- **WRITTEN INSTRUCTION**: Write out all of the entries exactly, please.

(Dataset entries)
* * * * *
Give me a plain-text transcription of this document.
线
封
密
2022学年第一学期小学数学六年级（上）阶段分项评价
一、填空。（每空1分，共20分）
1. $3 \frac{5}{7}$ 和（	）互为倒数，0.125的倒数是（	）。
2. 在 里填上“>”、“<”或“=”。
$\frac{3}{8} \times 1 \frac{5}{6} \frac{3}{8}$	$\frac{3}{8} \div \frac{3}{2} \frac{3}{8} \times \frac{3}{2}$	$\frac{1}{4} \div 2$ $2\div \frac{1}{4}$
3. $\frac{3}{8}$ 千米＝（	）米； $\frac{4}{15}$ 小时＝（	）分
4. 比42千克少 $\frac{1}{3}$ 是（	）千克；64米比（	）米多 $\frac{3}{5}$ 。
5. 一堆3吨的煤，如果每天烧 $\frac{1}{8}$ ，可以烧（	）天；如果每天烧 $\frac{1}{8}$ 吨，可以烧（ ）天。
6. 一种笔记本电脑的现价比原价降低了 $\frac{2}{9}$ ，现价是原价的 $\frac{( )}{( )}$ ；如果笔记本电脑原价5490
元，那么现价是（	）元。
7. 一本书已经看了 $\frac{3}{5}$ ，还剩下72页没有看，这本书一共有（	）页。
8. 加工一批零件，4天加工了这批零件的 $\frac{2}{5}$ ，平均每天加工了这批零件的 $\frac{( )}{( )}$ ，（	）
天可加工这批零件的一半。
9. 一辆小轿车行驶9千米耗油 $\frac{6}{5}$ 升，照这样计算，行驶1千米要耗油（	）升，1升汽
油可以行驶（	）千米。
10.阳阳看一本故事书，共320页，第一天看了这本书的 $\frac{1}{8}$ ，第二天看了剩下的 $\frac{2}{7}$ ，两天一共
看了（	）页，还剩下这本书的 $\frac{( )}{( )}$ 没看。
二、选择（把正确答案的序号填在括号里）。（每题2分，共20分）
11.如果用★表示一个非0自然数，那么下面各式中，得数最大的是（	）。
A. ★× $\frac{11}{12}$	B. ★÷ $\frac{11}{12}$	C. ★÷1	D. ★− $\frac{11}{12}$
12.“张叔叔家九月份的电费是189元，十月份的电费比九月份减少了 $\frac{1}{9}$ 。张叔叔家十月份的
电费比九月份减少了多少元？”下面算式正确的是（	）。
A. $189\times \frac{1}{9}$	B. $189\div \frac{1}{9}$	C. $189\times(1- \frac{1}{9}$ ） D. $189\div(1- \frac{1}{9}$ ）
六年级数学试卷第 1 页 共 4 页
* * * * *
- **SOLUTION TO THIS PROBLEM**:
Give me a plain-text transcription of this document.
线
封
密
2022学年第一学期小学数学六年级（上）阶段分项评价
一、填空。（每空1分，共20分）
1. $3 \frac{5}{7}$ 和（	）互为倒数，0.125的倒数是（	）。
2. 在 里填上“>”、“<”或“=”。
$\frac{3}{8} \times 1 \frac{5}{6} \frac{3}{8}$	$\frac{3}{8} \div \frac{3}{2} \frac{3}{8} \times \frac{3}{2}$	$\frac{1}{4} \div 2$ $2\div \frac{1}{4}$
3. $\frac{3}{8}$ 千米＝（	）米； $\frac{4}{15}$ 小时＝（	）分
4. 比42千克少 $\frac{1}{3}$ 是（	）千克；64米比（	）米多 $\frac{3}{5}$ 。
5. 一堆3吨的煤，如果每天烧 $\frac{1}{8}$ ，可以烧（	）天；如果每天烧 $\frac{1}{8}$ 吨，可以烧（ ）天。
6. 一种笔记本电脑的现价比原价降低了 $\frac{2}{9}$ ，现价是原价的 $\frac{( )}{( )}$ ；如果笔记本电脑原价5490
元，那么现价是（	）元。
7. 一本书已经看了 $\frac{3}{5}$ ，还剩下72页没有看，这本书一共有（	）页。
8. 加工一批零件，4天加工了这批零件的 $\frac{2}{5}$ ，平均每天加工了这批零件的 $\frac{( )}{( )}$ ，（	）
天可加工这批零件的一半。
9. 一辆小轿车行驶9千米耗油 $\frac{6}{5}$ 升，照这样计算，行驶1千米要耗油（	）升，1升汽
油可以行驶（	）千米。
10.阳阳看一本故事书，共320页，第一天看了这本书的 $\frac{1}{8}$ ，第二天看了剩下的 $\frac{2}{7}$ ，两天一共
看了（	）页，还剩下这本书的 $\frac{( )}{( )}$ 没看。
二、选择（把正确答案的序号填在括号里）。（每题2分，共20分）
11.如果用★表示一个非0自然数，那么下面各式中，得数最大的是（	）。
A. ★× $\frac{11}{12}$	B. ★÷ $\frac{11}{12}$	C. ★÷1	D. ★− $\frac{11}{12}$
12.“张叔叔家九月份的电费是189元，十月份的电费比九月份减少了 $\frac{1}{9}$ 。张叔叔家十月份的
电费比九月份减少了多少元？”下面算式正确的是（	）。
A. $189\times \frac{1}{9}$	B. $189\div \frac{1}{9}$	C. $189\times(1- \frac{1}{9}$ ） D. $189\div(1- \frac{1}{9}$ ）
六年级数学试卷第 1 页 共 4 页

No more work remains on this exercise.